▶ [TASK GOAL]:
Repeat every record below exactly, omitting any pictures.

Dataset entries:
....................

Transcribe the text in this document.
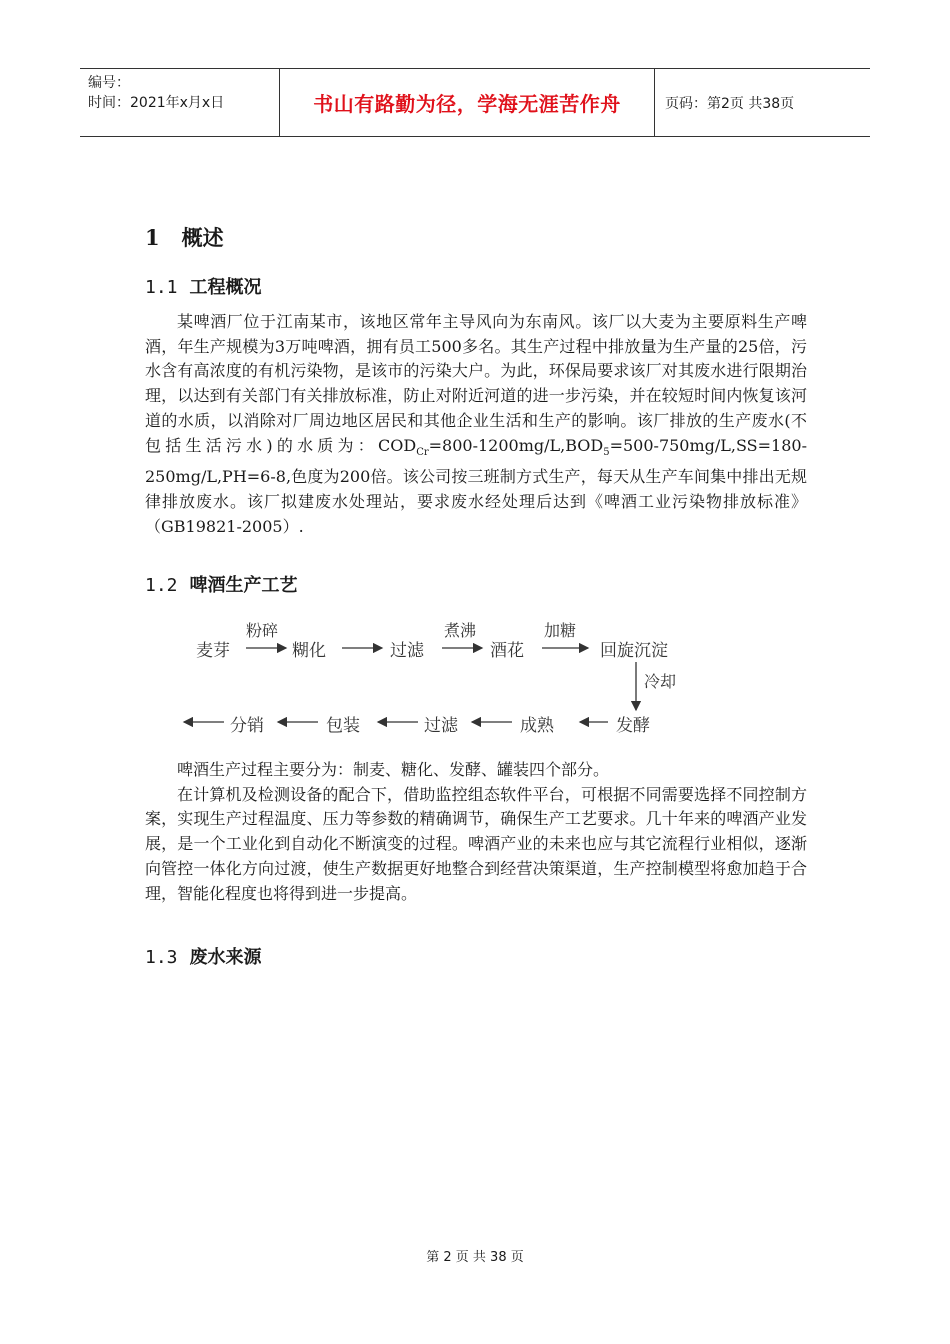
编号：
时间：2021年x月x日	书山有路勤为径，学海无涯苦作舟	页码：第2页 共38页
1 概述
1.1 工程概况

某啤酒厂位于江南某市，该地区常年主导风向为东南风。该厂以大麦为主要原料生产啤酒，年生产规模为3万吨啤酒，拥有员工500多名。其生产过程中排放量为生产量的25倍，污水含有高浓度的有机污染物，是该市的污染大户。为此，环保局要求该厂对其废水进行限期治理，以达到有关部门有关排放标准，防止对附近河道的进一步污染，并在较短时间内恢复该河道的水质，以消除对厂周边地区居民和其他企业生活和生产的影响。该厂排放的生产废水(不包括生活污水)的水质为：$COD_{Cr}=800-1200mg/L,BOD_5=500-750mg/L,SS=180-250mg/L,PH=6-8$,色度为200倍。该公司按三班制方式生产，每天从生产车间集中排出无规律排放废水。该厂拟建废水处理站，要求废水经处理后达到《啤酒工业污染物排放标准》（GB19821-2005）.

1.2 啤酒生产工艺
麦芽	糊化	过滤	酒花	回旋沉淀
粉碎	煮沸	加糖
冷却
分销	包装	过滤	成熟	发酵

啤酒生产过程主要分为：制麦、糖化、发酵、罐装四个部分。

在计算机及检测设备的配合下，借助监控组态软件平台，可根据不同需要选择不同控制方案，实现生产过程温度、压力等参数的精确调节，确保生产工艺要求。几十年来的啤酒产业发展，是一个工业化到自动化不断演变的过程。啤酒产业的未来也应与其它流程行业相似，逐渐向管控一体化方向过渡，使生产数据更好地整合到经营决策渠道，生产控制模型将愈加趋于合理，智能化程度也将得到进一步提高。

1.3 废水来源
第 2 页 共 38 页
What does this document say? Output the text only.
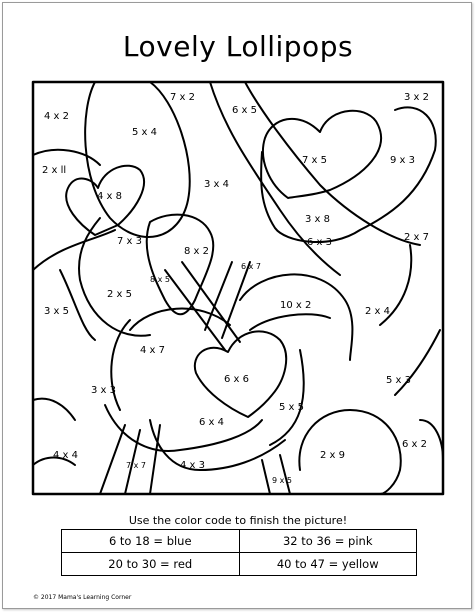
Lovely Lollipops
4 x 2
7 x 2
6 x 5
3 x 2
5 x 4
2 x ll
7 x 5	9 x 3
4 x 8
3 x 4
3 x 8
7 x 3
8 x 2
6 x 3	2 x 7
8 x 5
6 x 7
3 x 5
2 x 5
10 x 2
2 x 4
4 x 7
6 x 6
3 x 3
5 x 3
5 x 5
6 x 4
6 x 2
4 x 4
7 x 7	4 x 3
2 x 9
9 x 5
Use the color code to finish the picture!
6 to 18 = blue	32 to 36 = pink
20 to 30 = red	40 to 47 = yellow
© 2017 Mama's Learning Corner
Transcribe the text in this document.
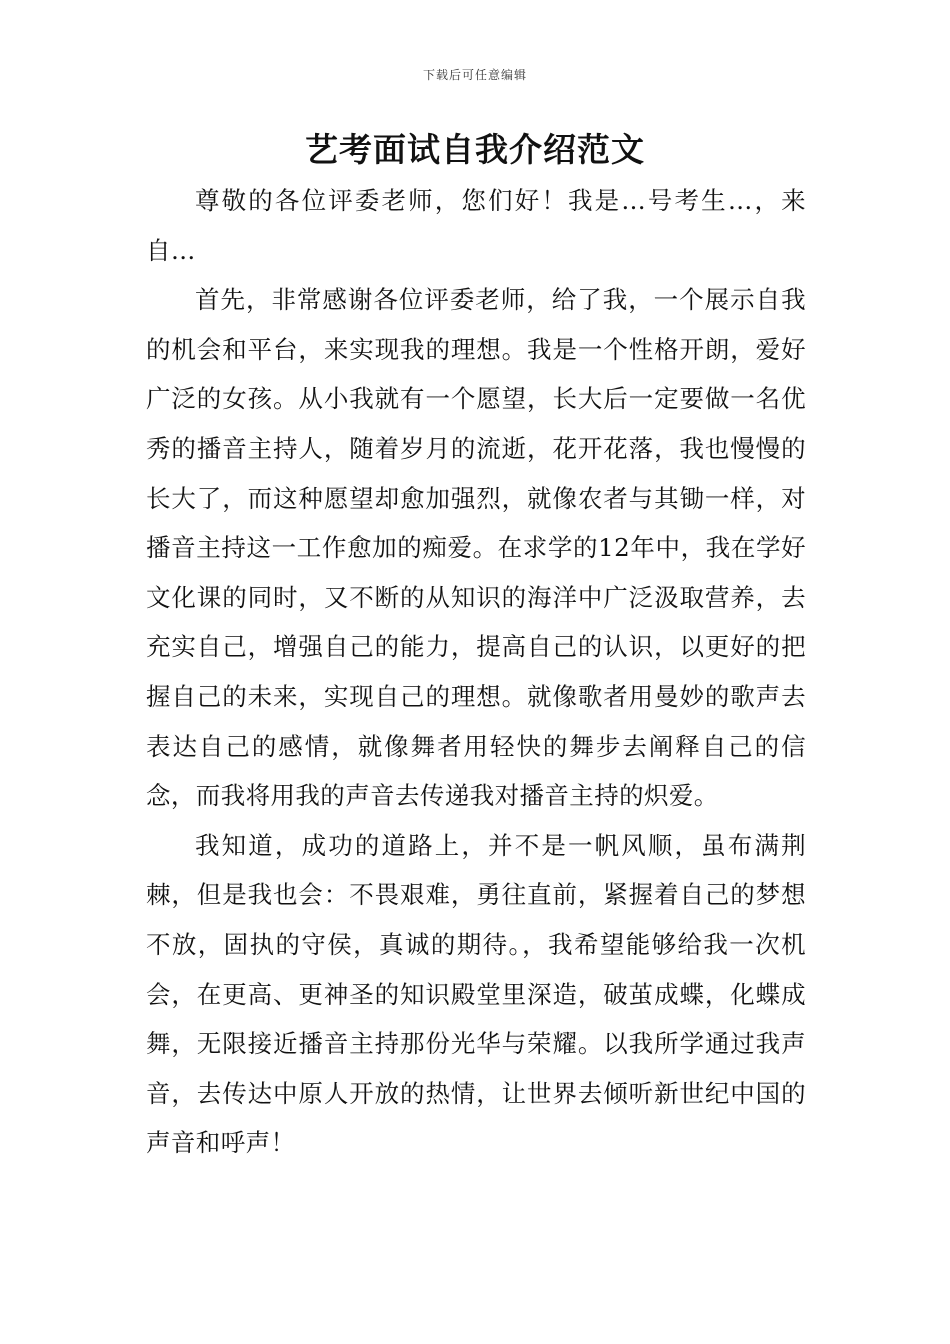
下载后可任意编辑
艺考面试自我介绍范文

尊敬的各位评委老师，您们好！我是…号考生…，来自…

首先，非常感谢各位评委老师，给了我，一个展示自我的机会和平台，来实现我的理想。我是一个性格开朗，爱好广泛的女孩。从小我就有一个愿望，长大后一定要做一名优秀的播音主持人，随着岁月的流逝，花开花落，我也慢慢的长大了，而这种愿望却愈加强烈，就像农者与其锄一样，对播音主持这一工作愈加的痴爱。在求学的12年中，我在学好文化课的同时，又不断的从知识的海洋中广泛汲取营养，去充实自己，增强自己的能力，提高自己的认识，以更好的把握自己的未来，实现自己的理想。就像歌者用曼妙的歌声去表达自己的感情，就像舞者用轻快的舞步去阐释自己的信念，而我将用我的声音去传递我对播音主持的炽爱。

我知道，成功的道路上，并不是一帆风顺，虽布满荆棘，但是我也会：不畏艰难，勇往直前，紧握着自己的梦想不放，固执的守侯，真诚的期待。，我希望能够给我一次机会，在更高、更神圣的知识殿堂里深造，破茧成蝶，化蝶成舞，无限接近播音主持那份光华与荣耀。以我所学通过我声音，去传达中原人开放的热情，让世界去倾听新世纪中国的声音和呼声！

....................

▶ [THE SOLUTION]:
Transcribe the text in this document.
编号：
时间：2021年x月x日	书山有路勤为径，学海无涯苦作舟	页码：第2页 共38页
1 概述
1.1 工程概况

某啤酒厂位于江南某市，该地区常年主导风向为东南风。该厂以大麦为主要原料生产啤酒，年生产规模为3万吨啤酒，拥有员工500多名。其生产过程中排放量为生产量的25倍，污水含有高浓度的有机污染物，是该市的污染大户。为此，环保局要求该厂对其废水进行限期治理，以达到有关部门有关排放标准，防止对附近河道的进一步污染，并在较短时间内恢复该河道的水质，以消除对厂周边地区居民和其他企业生活和生产的影响。该厂排放的生产废水(不包括生活污水)的水质为：$COD_{Cr}=800-1200mg/L,BOD_5=500-750mg/L,SS=180-250mg/L,PH=6-8$,色度为200倍。该公司按三班制方式生产，每天从生产车间集中排出无规律排放废水。该厂拟建废水处理站，要求废水经处理后达到《啤酒工业污染物排放标准》（GB19821-2005）.

1.2 啤酒生产工艺
麦芽	糊化	过滤	酒花	回旋沉淀
粉碎	煮沸	加糖
冷却
分销	包装	过滤	成熟	发酵

啤酒生产过程主要分为：制麦、糖化、发酵、罐装四个部分。

在计算机及检测设备的配合下，借助监控组态软件平台，可根据不同需要选择不同控制方案，实现生产过程温度、压力等参数的精确调节，确保生产工艺要求。几十年来的啤酒产业发展，是一个工业化到自动化不断演变的过程。啤酒产业的未来也应与其它流程行业相似，逐渐向管控一体化方向过渡，使生产数据更好地整合到经营决策渠道，生产控制模型将愈加趋于合理，智能化程度也将得到进一步提高。

1.3 废水来源
第 2 页 共 38 页
What does this document say? Output the text only.
Lovely Lollipops
4 x 2
7 x 2
6 x 5
3 x 2
5 x 4
2 x ll
7 x 5	9 x 3
4 x 8
3 x 4
3 x 8
7 x 3
8 x 2
6 x 3	2 x 7
8 x 5
6 x 7
3 x 5
2 x 5
10 x 2
2 x 4
4 x 7
6 x 6
3 x 3
5 x 3
5 x 5
6 x 4
6 x 2
4 x 4
7 x 7	4 x 3
2 x 9
9 x 5
Use the color code to finish the picture!
6 to 18 = blue	32 to 36 = pink
20 to 30 = red	40 to 47 = yellow
© 2017 Mama's Learning Corner
Transcribe the text in this document.
下载后可任意编辑
艺考面试自我介绍范文

尊敬的各位评委老师，您们好！我是…号考生…，来自…

首先，非常感谢各位评委老师，给了我，一个展示自我的机会和平台，来实现我的理想。我是一个性格开朗，爱好广泛的女孩。从小我就有一个愿望，长大后一定要做一名优秀的播音主持人，随着岁月的流逝，花开花落，我也慢慢的长大了，而这种愿望却愈加强烈，就像农者与其锄一样，对播音主持这一工作愈加的痴爱。在求学的12年中，我在学好文化课的同时，又不断的从知识的海洋中广泛汲取营养，去充实自己，增强自己的能力，提高自己的认识，以更好的把握自己的未来，实现自己的理想。就像歌者用曼妙的歌声去表达自己的感情，就像舞者用轻快的舞步去阐释自己的信念，而我将用我的声音去传递我对播音主持的炽爱。

我知道，成功的道路上，并不是一帆风顺，虽布满荆棘，但是我也会：不畏艰难，勇往直前，紧握着自己的梦想不放，固执的守侯，真诚的期待。，我希望能够给我一次机会，在更高、更神圣的知识殿堂里深造，破茧成蝶，化蝶成舞，无限接近播音主持那份光华与荣耀。以我所学通过我声音，去传达中原人开放的热情，让世界去倾听新世纪中国的声音和呼声！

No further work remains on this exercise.